'''

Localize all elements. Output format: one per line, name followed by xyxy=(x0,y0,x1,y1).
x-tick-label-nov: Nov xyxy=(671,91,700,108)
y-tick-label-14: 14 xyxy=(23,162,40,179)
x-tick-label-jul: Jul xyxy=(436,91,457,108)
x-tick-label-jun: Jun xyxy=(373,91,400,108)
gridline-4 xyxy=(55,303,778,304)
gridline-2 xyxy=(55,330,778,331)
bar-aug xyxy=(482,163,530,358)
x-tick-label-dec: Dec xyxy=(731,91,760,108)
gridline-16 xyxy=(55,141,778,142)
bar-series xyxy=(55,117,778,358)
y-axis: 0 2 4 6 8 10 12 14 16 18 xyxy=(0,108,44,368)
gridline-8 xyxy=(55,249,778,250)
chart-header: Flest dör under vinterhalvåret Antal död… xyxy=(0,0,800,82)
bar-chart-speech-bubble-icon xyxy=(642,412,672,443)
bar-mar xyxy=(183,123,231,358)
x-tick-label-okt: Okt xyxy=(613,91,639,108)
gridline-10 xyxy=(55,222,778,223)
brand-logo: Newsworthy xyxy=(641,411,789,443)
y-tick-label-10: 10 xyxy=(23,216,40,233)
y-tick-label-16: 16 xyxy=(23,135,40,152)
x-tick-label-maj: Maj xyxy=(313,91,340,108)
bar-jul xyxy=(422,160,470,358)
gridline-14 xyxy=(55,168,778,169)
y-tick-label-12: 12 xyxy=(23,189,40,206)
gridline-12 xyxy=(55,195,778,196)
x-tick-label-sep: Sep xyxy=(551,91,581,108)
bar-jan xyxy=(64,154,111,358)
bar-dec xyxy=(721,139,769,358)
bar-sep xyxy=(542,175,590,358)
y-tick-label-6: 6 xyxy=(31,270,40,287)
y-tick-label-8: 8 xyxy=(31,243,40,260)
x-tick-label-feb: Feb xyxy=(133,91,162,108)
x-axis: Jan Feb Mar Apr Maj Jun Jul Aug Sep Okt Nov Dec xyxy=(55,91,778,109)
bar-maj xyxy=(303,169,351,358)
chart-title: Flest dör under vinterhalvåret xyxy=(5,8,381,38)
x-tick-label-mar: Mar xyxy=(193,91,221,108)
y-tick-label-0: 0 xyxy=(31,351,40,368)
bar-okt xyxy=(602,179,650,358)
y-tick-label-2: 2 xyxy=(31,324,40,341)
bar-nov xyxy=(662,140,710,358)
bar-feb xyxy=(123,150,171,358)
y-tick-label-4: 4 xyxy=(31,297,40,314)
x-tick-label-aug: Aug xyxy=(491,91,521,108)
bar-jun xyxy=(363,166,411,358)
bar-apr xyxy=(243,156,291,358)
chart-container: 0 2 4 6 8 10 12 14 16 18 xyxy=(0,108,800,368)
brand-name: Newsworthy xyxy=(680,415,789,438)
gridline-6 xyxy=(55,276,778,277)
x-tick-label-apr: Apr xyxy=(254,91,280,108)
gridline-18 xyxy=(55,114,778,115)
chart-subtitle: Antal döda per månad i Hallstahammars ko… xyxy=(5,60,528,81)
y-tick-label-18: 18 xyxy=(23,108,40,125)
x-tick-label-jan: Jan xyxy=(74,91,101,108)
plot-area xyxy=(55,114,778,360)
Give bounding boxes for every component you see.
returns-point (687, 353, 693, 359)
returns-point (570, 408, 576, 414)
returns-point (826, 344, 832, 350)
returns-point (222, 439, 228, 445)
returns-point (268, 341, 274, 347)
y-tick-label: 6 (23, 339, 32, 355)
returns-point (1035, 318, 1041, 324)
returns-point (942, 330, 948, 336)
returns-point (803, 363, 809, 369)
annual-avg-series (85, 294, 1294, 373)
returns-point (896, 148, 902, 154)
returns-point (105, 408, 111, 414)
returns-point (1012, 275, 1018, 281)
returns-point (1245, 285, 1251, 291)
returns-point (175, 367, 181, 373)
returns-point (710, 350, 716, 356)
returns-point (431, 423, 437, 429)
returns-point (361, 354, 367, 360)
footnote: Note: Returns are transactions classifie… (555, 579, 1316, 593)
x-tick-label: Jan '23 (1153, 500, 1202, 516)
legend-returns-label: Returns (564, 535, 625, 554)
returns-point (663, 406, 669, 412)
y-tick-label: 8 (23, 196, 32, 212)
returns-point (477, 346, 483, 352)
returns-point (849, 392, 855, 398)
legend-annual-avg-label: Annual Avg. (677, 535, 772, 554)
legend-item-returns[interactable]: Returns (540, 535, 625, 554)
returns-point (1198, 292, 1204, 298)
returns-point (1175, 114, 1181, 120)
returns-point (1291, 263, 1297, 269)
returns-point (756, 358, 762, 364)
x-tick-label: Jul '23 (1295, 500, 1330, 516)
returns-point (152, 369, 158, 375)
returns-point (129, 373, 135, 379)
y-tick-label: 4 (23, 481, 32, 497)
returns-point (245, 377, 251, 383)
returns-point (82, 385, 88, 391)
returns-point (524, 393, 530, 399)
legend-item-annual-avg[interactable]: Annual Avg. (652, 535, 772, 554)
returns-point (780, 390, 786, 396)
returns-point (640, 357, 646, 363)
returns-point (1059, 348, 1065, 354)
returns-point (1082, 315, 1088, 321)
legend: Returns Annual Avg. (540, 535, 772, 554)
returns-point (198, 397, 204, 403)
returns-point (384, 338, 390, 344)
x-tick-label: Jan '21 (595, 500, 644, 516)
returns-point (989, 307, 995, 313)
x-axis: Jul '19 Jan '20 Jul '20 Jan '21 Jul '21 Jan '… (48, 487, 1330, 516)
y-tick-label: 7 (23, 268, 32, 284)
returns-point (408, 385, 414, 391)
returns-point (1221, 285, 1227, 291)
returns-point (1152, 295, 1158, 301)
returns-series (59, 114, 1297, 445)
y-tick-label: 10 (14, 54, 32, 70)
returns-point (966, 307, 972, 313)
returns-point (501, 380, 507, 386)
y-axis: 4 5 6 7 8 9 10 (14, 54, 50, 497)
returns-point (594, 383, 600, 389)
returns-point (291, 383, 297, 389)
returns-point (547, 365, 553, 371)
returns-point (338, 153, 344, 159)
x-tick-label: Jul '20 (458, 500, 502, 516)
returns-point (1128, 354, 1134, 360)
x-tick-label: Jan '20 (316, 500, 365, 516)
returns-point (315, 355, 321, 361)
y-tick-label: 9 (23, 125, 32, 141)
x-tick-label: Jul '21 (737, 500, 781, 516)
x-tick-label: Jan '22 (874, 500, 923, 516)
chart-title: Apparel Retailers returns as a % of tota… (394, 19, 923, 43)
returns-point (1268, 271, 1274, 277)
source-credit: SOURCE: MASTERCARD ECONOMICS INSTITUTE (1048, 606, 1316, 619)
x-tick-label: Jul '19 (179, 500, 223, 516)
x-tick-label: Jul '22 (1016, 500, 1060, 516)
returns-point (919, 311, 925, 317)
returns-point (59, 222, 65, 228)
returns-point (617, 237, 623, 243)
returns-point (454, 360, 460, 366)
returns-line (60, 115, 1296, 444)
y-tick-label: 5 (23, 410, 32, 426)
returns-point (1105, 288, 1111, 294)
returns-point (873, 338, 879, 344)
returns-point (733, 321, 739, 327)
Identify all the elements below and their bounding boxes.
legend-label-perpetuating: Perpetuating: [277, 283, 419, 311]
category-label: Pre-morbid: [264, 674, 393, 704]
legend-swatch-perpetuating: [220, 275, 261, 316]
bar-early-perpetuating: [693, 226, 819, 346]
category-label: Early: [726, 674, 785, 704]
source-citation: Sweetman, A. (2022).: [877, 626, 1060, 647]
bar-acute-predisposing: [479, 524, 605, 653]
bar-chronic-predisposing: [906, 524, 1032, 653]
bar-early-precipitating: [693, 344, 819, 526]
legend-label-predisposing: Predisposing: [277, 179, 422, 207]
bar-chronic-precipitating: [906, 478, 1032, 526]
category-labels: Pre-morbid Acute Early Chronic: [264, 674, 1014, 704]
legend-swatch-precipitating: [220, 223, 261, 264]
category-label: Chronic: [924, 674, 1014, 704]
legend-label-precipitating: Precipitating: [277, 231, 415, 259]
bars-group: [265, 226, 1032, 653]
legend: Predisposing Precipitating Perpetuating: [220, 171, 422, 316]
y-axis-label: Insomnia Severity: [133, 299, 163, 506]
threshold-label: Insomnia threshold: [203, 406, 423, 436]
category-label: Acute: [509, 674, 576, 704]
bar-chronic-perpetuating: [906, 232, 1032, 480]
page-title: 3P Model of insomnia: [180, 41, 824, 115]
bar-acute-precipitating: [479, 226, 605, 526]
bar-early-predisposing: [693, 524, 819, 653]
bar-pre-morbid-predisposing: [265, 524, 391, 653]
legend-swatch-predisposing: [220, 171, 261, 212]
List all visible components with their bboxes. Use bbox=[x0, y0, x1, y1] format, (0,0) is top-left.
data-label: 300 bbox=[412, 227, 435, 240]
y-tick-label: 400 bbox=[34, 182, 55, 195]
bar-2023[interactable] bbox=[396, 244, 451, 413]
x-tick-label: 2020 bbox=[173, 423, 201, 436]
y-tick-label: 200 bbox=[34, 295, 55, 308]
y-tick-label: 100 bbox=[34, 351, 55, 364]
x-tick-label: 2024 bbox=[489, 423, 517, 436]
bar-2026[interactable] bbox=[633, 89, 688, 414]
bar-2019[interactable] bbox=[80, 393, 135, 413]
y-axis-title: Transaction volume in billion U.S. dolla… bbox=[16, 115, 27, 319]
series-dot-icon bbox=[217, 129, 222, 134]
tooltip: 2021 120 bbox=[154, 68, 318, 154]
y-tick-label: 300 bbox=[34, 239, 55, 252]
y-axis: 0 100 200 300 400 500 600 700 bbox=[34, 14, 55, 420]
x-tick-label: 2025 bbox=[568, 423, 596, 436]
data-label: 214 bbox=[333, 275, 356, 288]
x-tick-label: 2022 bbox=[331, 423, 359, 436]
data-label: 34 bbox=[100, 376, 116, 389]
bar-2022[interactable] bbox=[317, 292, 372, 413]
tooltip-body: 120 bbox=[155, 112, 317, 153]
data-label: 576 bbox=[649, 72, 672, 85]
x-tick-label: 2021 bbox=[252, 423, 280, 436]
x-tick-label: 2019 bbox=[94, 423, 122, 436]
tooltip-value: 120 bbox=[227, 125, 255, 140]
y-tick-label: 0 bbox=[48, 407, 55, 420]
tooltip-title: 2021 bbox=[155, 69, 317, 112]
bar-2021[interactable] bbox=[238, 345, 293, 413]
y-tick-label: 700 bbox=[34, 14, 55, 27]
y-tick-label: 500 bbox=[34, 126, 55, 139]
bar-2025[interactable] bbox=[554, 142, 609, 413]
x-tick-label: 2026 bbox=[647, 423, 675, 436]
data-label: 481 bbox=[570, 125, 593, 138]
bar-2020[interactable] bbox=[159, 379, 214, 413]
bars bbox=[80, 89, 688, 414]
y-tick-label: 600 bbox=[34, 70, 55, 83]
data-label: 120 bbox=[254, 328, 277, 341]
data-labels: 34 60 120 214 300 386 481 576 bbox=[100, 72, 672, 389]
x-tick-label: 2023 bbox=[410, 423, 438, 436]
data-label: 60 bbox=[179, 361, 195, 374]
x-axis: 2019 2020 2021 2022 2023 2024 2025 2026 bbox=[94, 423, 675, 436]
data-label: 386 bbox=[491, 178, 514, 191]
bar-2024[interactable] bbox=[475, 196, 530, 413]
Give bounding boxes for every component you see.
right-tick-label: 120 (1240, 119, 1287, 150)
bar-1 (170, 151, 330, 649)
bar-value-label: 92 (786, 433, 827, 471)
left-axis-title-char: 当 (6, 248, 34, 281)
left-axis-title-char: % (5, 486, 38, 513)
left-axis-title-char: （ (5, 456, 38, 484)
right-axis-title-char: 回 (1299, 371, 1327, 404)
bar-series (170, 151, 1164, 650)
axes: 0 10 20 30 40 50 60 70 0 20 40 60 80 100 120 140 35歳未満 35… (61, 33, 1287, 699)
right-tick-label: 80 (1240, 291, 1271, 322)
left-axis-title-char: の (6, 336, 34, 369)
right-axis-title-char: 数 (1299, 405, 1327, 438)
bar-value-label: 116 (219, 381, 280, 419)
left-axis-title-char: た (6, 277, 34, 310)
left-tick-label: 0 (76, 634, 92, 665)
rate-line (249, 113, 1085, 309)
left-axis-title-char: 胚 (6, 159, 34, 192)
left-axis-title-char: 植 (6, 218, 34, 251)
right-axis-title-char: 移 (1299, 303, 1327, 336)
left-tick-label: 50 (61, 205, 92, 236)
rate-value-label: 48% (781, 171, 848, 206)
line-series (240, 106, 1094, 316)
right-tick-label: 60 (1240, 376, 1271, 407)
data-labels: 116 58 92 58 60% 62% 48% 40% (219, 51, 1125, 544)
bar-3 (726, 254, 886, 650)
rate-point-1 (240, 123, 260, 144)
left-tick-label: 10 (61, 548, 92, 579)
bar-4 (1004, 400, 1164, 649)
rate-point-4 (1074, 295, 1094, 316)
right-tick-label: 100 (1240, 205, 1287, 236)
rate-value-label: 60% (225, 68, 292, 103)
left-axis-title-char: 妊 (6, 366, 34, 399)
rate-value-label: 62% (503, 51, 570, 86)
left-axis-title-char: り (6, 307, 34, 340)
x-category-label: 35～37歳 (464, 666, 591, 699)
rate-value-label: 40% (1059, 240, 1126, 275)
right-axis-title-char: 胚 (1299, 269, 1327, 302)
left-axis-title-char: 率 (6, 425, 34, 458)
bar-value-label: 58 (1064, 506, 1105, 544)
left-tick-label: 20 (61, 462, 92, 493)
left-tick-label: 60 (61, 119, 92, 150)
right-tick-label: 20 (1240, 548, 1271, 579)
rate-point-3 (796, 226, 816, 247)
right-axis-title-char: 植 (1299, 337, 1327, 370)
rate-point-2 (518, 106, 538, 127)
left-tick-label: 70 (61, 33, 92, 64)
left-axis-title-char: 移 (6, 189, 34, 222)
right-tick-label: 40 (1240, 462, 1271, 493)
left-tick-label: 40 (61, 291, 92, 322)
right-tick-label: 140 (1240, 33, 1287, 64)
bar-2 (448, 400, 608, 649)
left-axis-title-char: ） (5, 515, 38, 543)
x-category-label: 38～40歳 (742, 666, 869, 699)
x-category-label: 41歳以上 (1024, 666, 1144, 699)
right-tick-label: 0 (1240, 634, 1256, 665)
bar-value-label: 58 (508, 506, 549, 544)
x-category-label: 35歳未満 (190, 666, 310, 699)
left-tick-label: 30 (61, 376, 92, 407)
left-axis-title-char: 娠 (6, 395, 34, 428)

'''

Exercise brief: Please format the material from its first line up to and including the line with "bar-apr xyxy=(243,156,291,358)" as a JSON list of strings, one string per line, with blank lines left out.

The reply:
[
  "Localize all elements. Output format: one per line, name followed by xyxy=(x0,y0,x1,y1).",
  "x-tick-label-nov: Nov xyxy=(671,91,700,108)",
  "y-tick-label-14: 14 xyxy=(23,162,40,179)",
  "x-tick-label-jul: Jul xyxy=(436,91,457,108)",
  "x-tick-label-jun: Jun xyxy=(373,91,400,108)",
  "gridline-4 xyxy=(55,303,778,304)",
  "gridline-2 xyxy=(55,330,778,331)",
  "bar-aug xyxy=(482,163,530,358)",
  "x-tick-label-dec: Dec xyxy=(731,91,760,108)",
  "gridline-16 xyxy=(55,141,778,142)",
  "bar-series xyxy=(55,117,778,358)",
  "y-axis: 0 2 4 6 8 10 12 14 16 18 xyxy=(0,108,44,368)",
  "gridline-8 xyxy=(55,249,778,250)",
  "chart-header: Flest dör under vinterhalvåret Antal död… xyxy=(0,0,800,82)",
  "bar-chart-speech-bubble-icon xyxy=(642,412,672,443)",
  "bar-mar xyxy=(183,123,231,358)",
  "x-tick-label-okt: Okt xyxy=(613,91,639,108)",
  "gridline-10 xyxy=(55,222,778,223)",
  "brand-logo: Newsworthy xyxy=(641,411,789,443)",
  "y-tick-label-10: 10 xyxy=(23,216,40,233)",
  "y-tick-label-16: 16 xyxy=(23,135,40,152)",
  "x-tick-label-maj: Maj xyxy=(313,91,340,108)",
  "bar-jul xyxy=(422,160,470,358)",
  "gridline-14 xyxy=(55,168,778,169)",
  "y-tick-label-12: 12 xyxy=(23,189,40,206)",
  "gridline-12 xyxy=(55,195,778,196)",
  "x-tick-label-sep: Sep xyxy=(551,91,581,108)",
  "bar-jan xyxy=(64,154,111,358)",
  "bar-dec xyxy=(721,139,769,358)",
  "bar-sep xyxy=(542,175,590,358)",
  "y-tick-label-6: 6 xyxy=(31,270,40,287)",
  "y-tick-label-8: 8 xyxy=(31,243,40,260)",
  "x-tick-label-feb: Feb xyxy=(133,91,162,108)",
  "x-axis: Jan Feb Mar Apr Maj Jun Jul Aug Sep Okt Nov Dec xyxy=(55,91,778,109)",
  "bar-maj xyxy=(303,169,351,358)",
  "chart-title: Flest dör under vinterhalvåret xyxy=(5,8,381,38)",
  "x-tick-label-mar: Mar xyxy=(193,91,221,108)",
  "y-tick-label-0: 0 xyxy=(31,351,40,368)",
  "bar-okt xyxy=(602,179,650,358)",
  "y-tick-label-2: 2 xyxy=(31,324,40,341)",
  "bar-nov xyxy=(662,140,710,358)",
  "bar-feb xyxy=(123,150,171,358)",
  "y-tick-label-4: 4 xyxy=(31,297,40,314)",
  "x-tick-label-aug: Aug xyxy=(491,91,521,108)",
  "bar-jun xyxy=(363,166,411,358)",
  "bar-apr xyxy=(243,156,291,358)"
]